Short problem :: List each line of the data that holds the word "equilibrium".

START Input data

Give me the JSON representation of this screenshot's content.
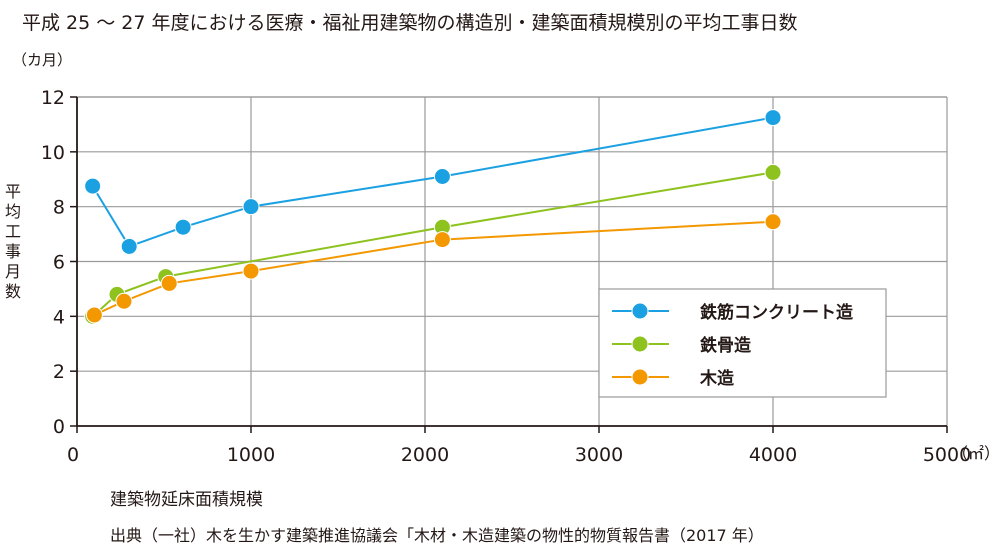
{
  "title": "平成 25 〜 27 年度における医療・福祉用建築物の構造別・建築面積規模別の平均工事日数",
  "source": "出典（一社）木を生かす建築推進協議会「木材・木造建築の物性的物質報告書（2017 年）",
  "chart_data": {
    "type": "line",
    "xlabel": "建築物延床面積規模",
    "x_unit": "（㎡）",
    "ylabel": "平均工事月数",
    "y_unit": "（カ月）",
    "xlim": [
      0,
      5000
    ],
    "ylim": [
      0,
      12
    ],
    "x_ticks": [
      0,
      1000,
      2000,
      3000,
      4000,
      5000
    ],
    "y_ticks": [
      0,
      2,
      4,
      6,
      8,
      10,
      12
    ],
    "grid": true,
    "legend_position": "bottom-right",
    "series": [
      {
        "name": "鉄筋コンクリート造",
        "color": "#1ba1e2",
        "x": [
          90,
          300,
          610,
          1000,
          2100,
          4000
        ],
        "y": [
          8.75,
          6.55,
          7.25,
          8.0,
          9.1,
          11.25
        ]
      },
      {
        "name": "鉄骨造",
        "color": "#8dc21f",
        "x": [
          90,
          230,
          510,
          2100,
          4000
        ],
        "y": [
          4.0,
          4.8,
          5.45,
          7.25,
          9.25
        ]
      },
      {
        "name": "木造",
        "color": "#f39800",
        "x": [
          100,
          270,
          530,
          1000,
          2100,
          4000
        ],
        "y": [
          4.05,
          4.55,
          5.2,
          5.65,
          6.8,
          7.45
        ]
      }
    ]
  }
}
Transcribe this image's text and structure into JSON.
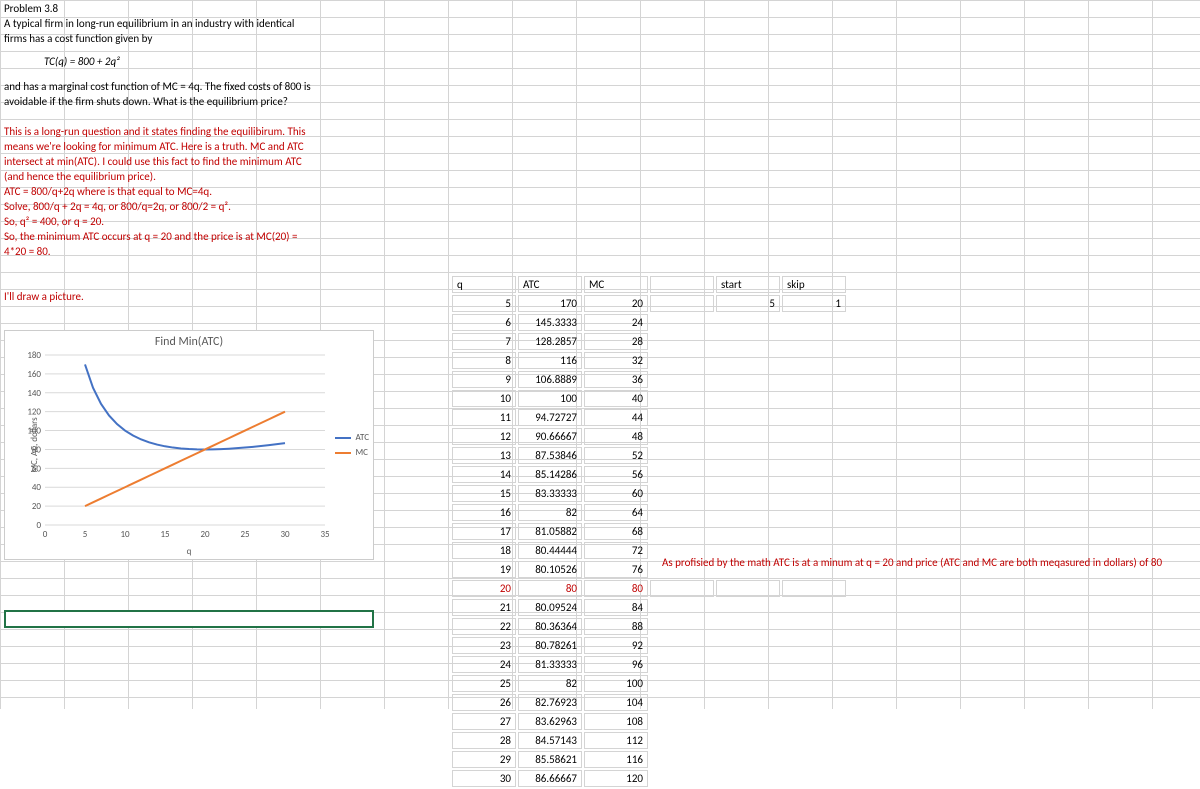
{
  "problem": {
    "title": "Problem 3.8",
    "line1": "A typical firm in long-run equilibrium in an industry with identical",
    "line2": "firms has a cost function given by",
    "formula": "TC(q) = 800 + 2q²",
    "line3": "and has a marginal cost function of MC = 4q. The fixed costs of 800 is",
    "line4": "avoidable if the firm shuts down. What is the equilibrium price?"
  },
  "solution": {
    "p1": "This is a long-run question and it states finding the equilibirum. This",
    "p2": "means we're looking for minimum ATC. Here is a truth. MC and ATC",
    "p3": "intersect at min(ATC). I could use this fact to find the minimum ATC",
    "p4": "(and hence the equilibrium price).",
    "p5": "ATC = 800/q+2q where is that equal to MC=4q.",
    "p6": "Solve, 800/q + 2q = 4q, or 800/q=2q, or 800/2 = q².",
    "p7": "So, q² = 400, or q = 20.",
    "p8": "So, the minimum ATC occurs at q = 20 and the price is at MC(20) =",
    "p9": "4*20 = 80.",
    "draw": "I'll draw a picture."
  },
  "chart": {
    "title": "Find Min(ATC)",
    "ylabel": "MC, AC, dollars",
    "xlabel": "q",
    "xmin": 0,
    "xmax": 35,
    "xtick_step": 5,
    "ymin": 0,
    "ymax": 180,
    "ytick_step": 20,
    "series": [
      {
        "name": "ATC",
        "color": "#4472c4",
        "x": [
          5,
          6,
          7,
          8,
          9,
          10,
          11,
          12,
          13,
          14,
          15,
          16,
          17,
          18,
          19,
          20,
          21,
          22,
          23,
          24,
          25,
          26,
          27,
          28,
          29,
          30
        ],
        "y": [
          170,
          145.3333,
          128.2857,
          116,
          106.8889,
          100,
          94.72727,
          90.66667,
          87.53846,
          85.14286,
          83.33333,
          82,
          81.05882,
          80.44444,
          80.10526,
          80,
          80.09524,
          80.36364,
          80.78261,
          81.33333,
          82,
          82.76923,
          83.62963,
          84.57143,
          85.58621,
          86.66667
        ]
      },
      {
        "name": "MC",
        "color": "#ed7d31",
        "x": [
          5,
          6,
          7,
          8,
          9,
          10,
          11,
          12,
          13,
          14,
          15,
          16,
          17,
          18,
          19,
          20,
          21,
          22,
          23,
          24,
          25,
          26,
          27,
          28,
          29,
          30
        ],
        "y": [
          20,
          24,
          28,
          32,
          36,
          40,
          44,
          48,
          52,
          56,
          60,
          64,
          68,
          72,
          76,
          80,
          84,
          88,
          92,
          96,
          100,
          104,
          108,
          112,
          116,
          120
        ]
      }
    ],
    "grid_color": "#d9d9d9",
    "tick_fontsize": 9,
    "tick_color": "#595959"
  },
  "table": {
    "headers": [
      "q",
      "ATC",
      "MC",
      "",
      "start",
      "skip"
    ],
    "start": 5,
    "skip": 1,
    "rows": [
      [
        5,
        170,
        20
      ],
      [
        6,
        145.3333,
        24
      ],
      [
        7,
        128.2857,
        28
      ],
      [
        8,
        116,
        32
      ],
      [
        9,
        106.8889,
        36
      ],
      [
        10,
        100,
        40
      ],
      [
        11,
        94.72727,
        44
      ],
      [
        12,
        90.66667,
        48
      ],
      [
        13,
        87.53846,
        52
      ],
      [
        14,
        85.14286,
        56
      ],
      [
        15,
        83.33333,
        60
      ],
      [
        16,
        82,
        64
      ],
      [
        17,
        81.05882,
        68
      ],
      [
        18,
        80.44444,
        72
      ],
      [
        19,
        80.10526,
        76
      ],
      [
        20,
        80,
        80
      ],
      [
        21,
        80.09524,
        84
      ],
      [
        22,
        80.36364,
        88
      ],
      [
        23,
        80.78261,
        92
      ],
      [
        24,
        81.33333,
        96
      ],
      [
        25,
        82,
        100
      ],
      [
        26,
        82.76923,
        104
      ],
      [
        27,
        83.62963,
        108
      ],
      [
        28,
        84.57143,
        112
      ],
      [
        29,
        85.58621,
        116
      ],
      [
        30,
        86.66667,
        120
      ]
    ],
    "highlight_row": 15
  },
  "annotation": "As profisied by the math ATC is at a minum at q = 20 and price (ATC and MC are both meqasured in dollars) of 80"
}
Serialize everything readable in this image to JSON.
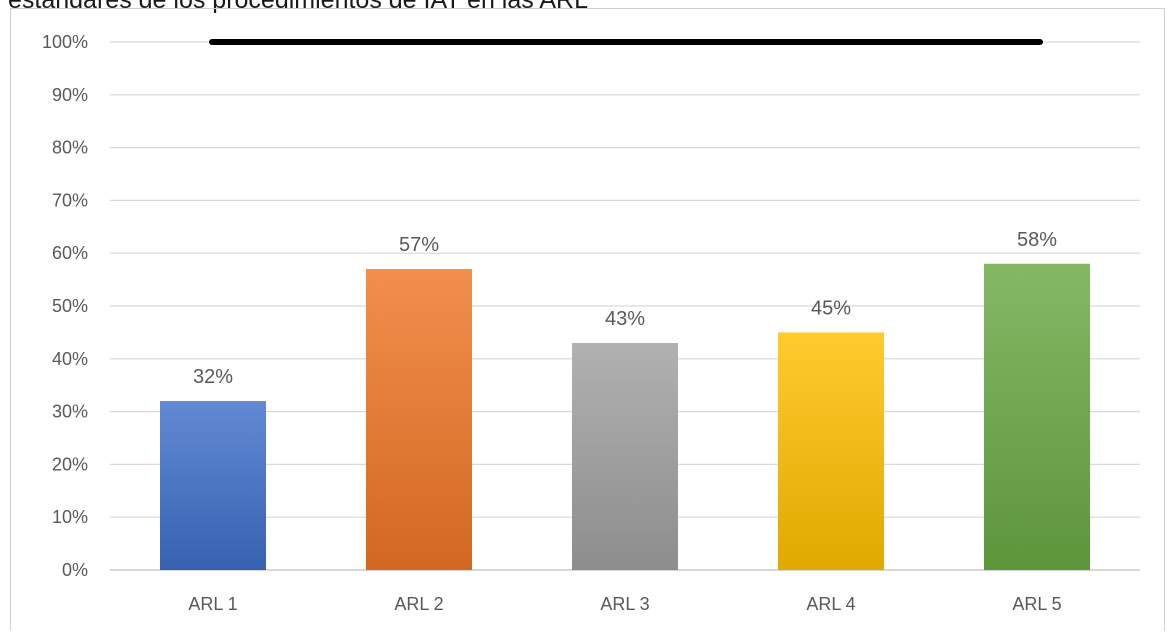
{
  "chart_data": {
    "type": "bar",
    "title": "estándares de los procedimientos de IAT en las ARL",
    "xlabel": "",
    "ylabel": "",
    "categories": [
      "ARL 1",
      "ARL 2",
      "ARL 3",
      "ARL 4",
      "ARL 5"
    ],
    "values": [
      32,
      57,
      43,
      45,
      58
    ],
    "value_labels": [
      "32%",
      "57%",
      "43%",
      "45%",
      "58%"
    ],
    "bar_colors": [
      "#3f6fc9",
      "#ef7626",
      "#a0a0a0",
      "#ffc000",
      "#6aa943"
    ],
    "ylim": [
      0,
      100
    ],
    "yticks": [
      "0%",
      "10%",
      "20%",
      "30%",
      "40%",
      "50%",
      "60%",
      "70%",
      "80%",
      "90%",
      "100%"
    ],
    "reference_line": {
      "value": 100,
      "color": "#000000"
    },
    "grid": true,
    "legend": "none"
  }
}
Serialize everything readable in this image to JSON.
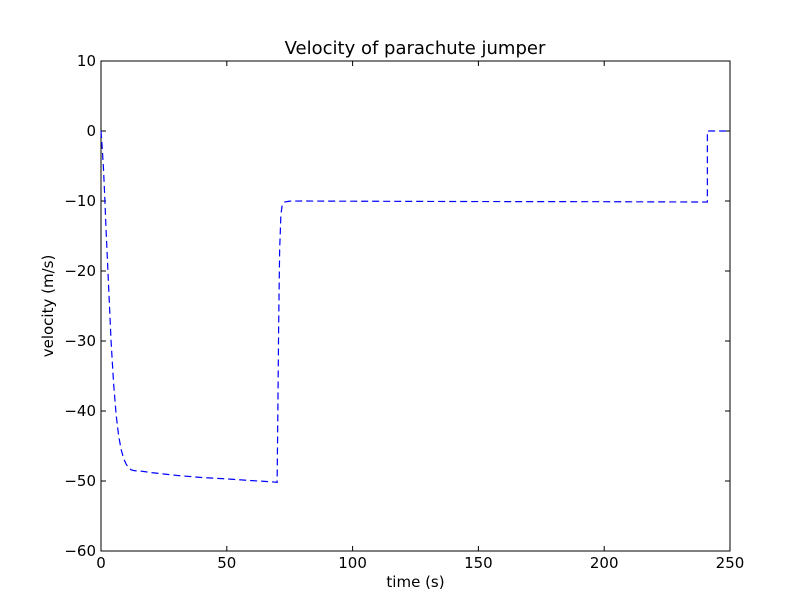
{
  "chart_data": {
    "type": "line",
    "title": "Velocity of parachute jumper",
    "xlabel": "time (s)",
    "ylabel": "velocity (m/s)",
    "xlim": [
      0,
      250
    ],
    "ylim": [
      -60,
      10
    ],
    "xticks": [
      0,
      50,
      100,
      150,
      200,
      250
    ],
    "yticks": [
      -60,
      -50,
      -40,
      -30,
      -20,
      -10,
      0,
      10
    ],
    "xtick_labels": [
      "0",
      "50",
      "100",
      "150",
      "200",
      "250"
    ],
    "ytick_labels": [
      "−60",
      "−50",
      "−40",
      "−30",
      "−20",
      "−10",
      "0",
      "10"
    ],
    "grid": false,
    "series": [
      {
        "line_style": "dashed",
        "color": "#0000ff",
        "x": [
          0,
          0.5,
          1,
          1.5,
          2,
          3,
          4,
          5,
          6,
          7,
          8,
          9,
          10,
          11,
          12,
          13,
          14,
          16,
          18,
          20,
          25,
          30,
          40,
          50,
          60,
          65,
          69,
          70,
          70.3,
          70.6,
          71,
          71.5,
          72,
          73,
          75,
          80,
          90,
          100,
          120,
          150,
          200,
          241,
          241,
          242,
          250
        ],
        "y": [
          0,
          -2.5,
          -5.5,
          -9.5,
          -14,
          -22,
          -30,
          -36,
          -40.5,
          -43.5,
          -45.5,
          -46.8,
          -47.6,
          -48.1,
          -48.4,
          -48.5,
          -48.55,
          -48.6,
          -48.7,
          -48.8,
          -49,
          -49.2,
          -49.5,
          -49.7,
          -49.95,
          -50.05,
          -50.15,
          -50.2,
          -40,
          -28,
          -17,
          -12,
          -10.6,
          -10.15,
          -10.02,
          -10.0,
          -10.02,
          -10.03,
          -10.05,
          -10.08,
          -10.1,
          -10.15,
          0,
          0,
          0
        ]
      }
    ]
  }
}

END Input data

Expected output ::
    "line1": "A typical firm in long-run equilibrium in an industry with identical",
    "line4": "avoidable if the firm shuts down. What is the equilibrium price?"
    "p4": "(and hence the equilibrium price).",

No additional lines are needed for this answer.